[Records from a data source]
** Start **
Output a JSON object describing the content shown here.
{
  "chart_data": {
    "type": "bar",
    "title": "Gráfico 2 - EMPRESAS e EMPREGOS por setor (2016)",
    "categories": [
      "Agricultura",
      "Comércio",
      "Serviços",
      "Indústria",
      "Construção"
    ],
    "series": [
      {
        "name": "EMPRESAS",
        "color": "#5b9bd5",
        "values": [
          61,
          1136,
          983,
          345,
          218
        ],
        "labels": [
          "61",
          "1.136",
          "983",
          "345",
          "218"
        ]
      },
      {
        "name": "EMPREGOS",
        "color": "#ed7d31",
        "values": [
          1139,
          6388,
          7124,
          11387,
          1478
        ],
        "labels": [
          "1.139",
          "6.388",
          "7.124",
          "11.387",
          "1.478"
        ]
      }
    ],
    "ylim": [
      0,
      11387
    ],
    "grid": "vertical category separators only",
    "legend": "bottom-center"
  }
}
** End **
### Challenge
Take the listing above and write it out again exactly.

### Response to this task
Output a JSON object describing the content shown here.
{
  "chart_data": {
    "type": "bar",
    "title": "Gráfico 2 - EMPRESAS e EMPREGOS por setor (2016)",
    "categories": [
      "Agricultura",
      "Comércio",
      "Serviços",
      "Indústria",
      "Construção"
    ],
    "series": [
      {
        "name": "EMPRESAS",
        "color": "#5b9bd5",
        "values": [
          61,
          1136,
          983,
          345,
          218
        ],
        "labels": [
          "61",
          "1.136",
          "983",
          "345",
          "218"
        ]
      },
      {
        "name": "EMPREGOS",
        "color": "#ed7d31",
        "values": [
          1139,
          6388,
          7124,
          11387,
          1478
        ],
        "labels": [
          "1.139",
          "6.388",
          "7.124",
          "11.387",
          "1.478"
        ]
      }
    ],
    "ylim": [
      0,
      11387
    ],
    "grid": "vertical category separators only",
    "legend": "bottom-center"
  }
}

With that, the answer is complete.